--- start of Provided information ---

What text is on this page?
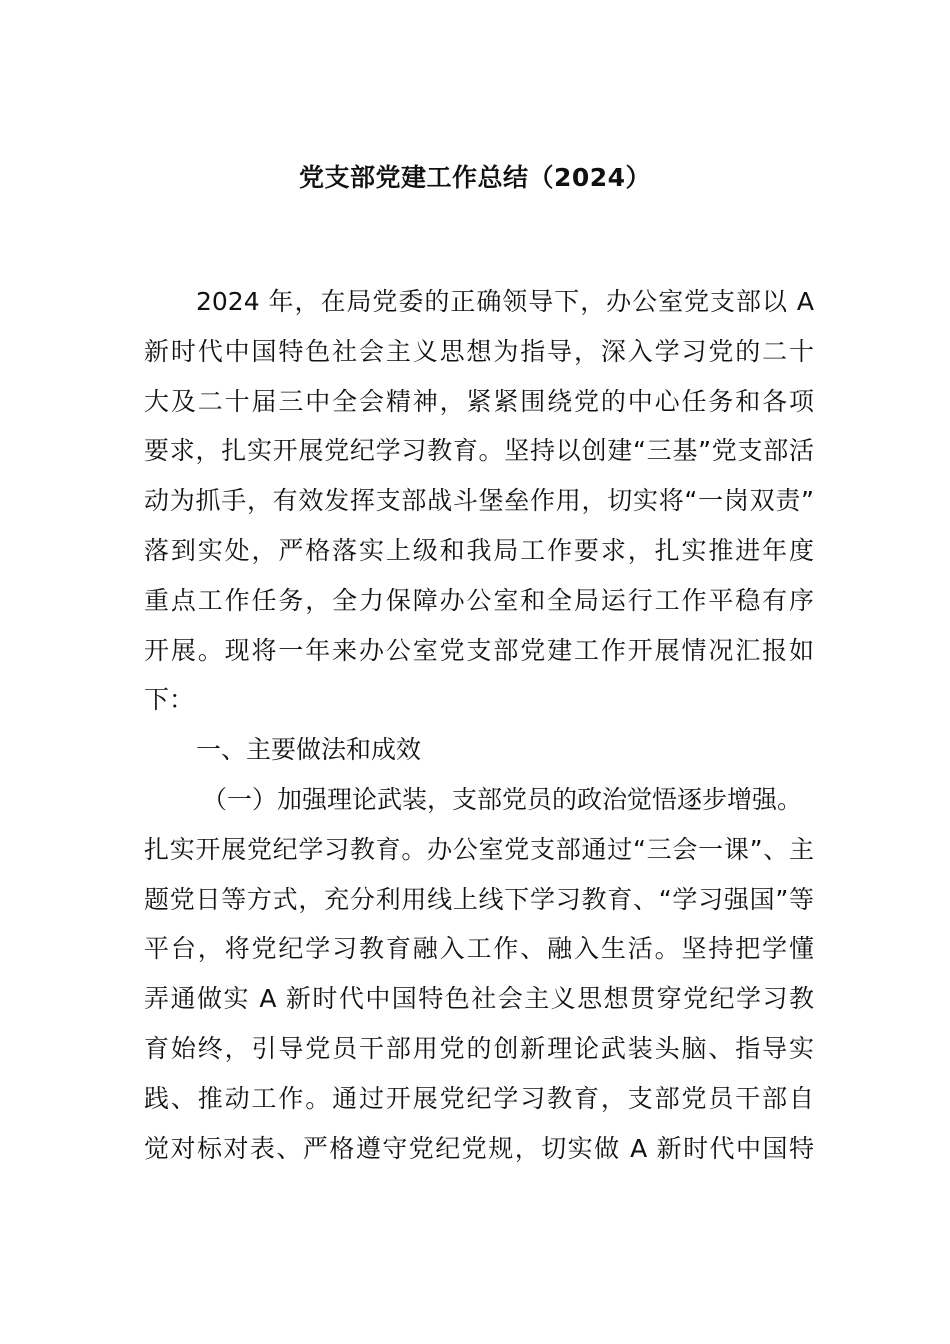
党支部党建工作总结（2024）
2024 年，在局党委的正确领导下，办公室党支部以 A
新时代中国特色社会主义思想为指导，深入学习党的二十
大及二十届三中全会精神，紧紧围绕党的中心任务和各项
要求，扎实开展党纪学习教育。坚持以创建“三基”党支部活
动为抓手，有效发挥支部战斗堡垒作用，切实将“一岗双责”
落到实处，严格落实上级和我局工作要求，扎实推进年度
重点工作任务，全力保障办公室和全局运行工作平稳有序
开展。现将一年来办公室党支部党建工作开展情况汇报如
下：
一、主要做法和成效
（一）加强理论武装，支部党员的政治觉悟逐步增强。
扎实开展党纪学习教育。办公室党支部通过“三会一课”、主
题党日等方式，充分利用线上线下学习教育、“学习强国”等
平台，将党纪学习教育融入工作、融入生活。坚持把学懂
弄通做实 A 新时代中国特色社会主义思想贯穿党纪学习教
育始终，引导党员干部用党的创新理论武装头脑、指导实
践、推动工作。通过开展党纪学习教育，支部党员干部自
觉对标对表、严格遵守党纪党规，切实做 A 新时代中国特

--- end of Provided information ---

| What is required |
Your task is to gather all lines from the entries above that hold the word "扎实开展党纪学习教育".

| Answer to the exercise |
要求，扎实开展党纪学习教育。坚持以创建“三基”党支部活
扎实开展党纪学习教育。办公室党支部通过“三会一课”、主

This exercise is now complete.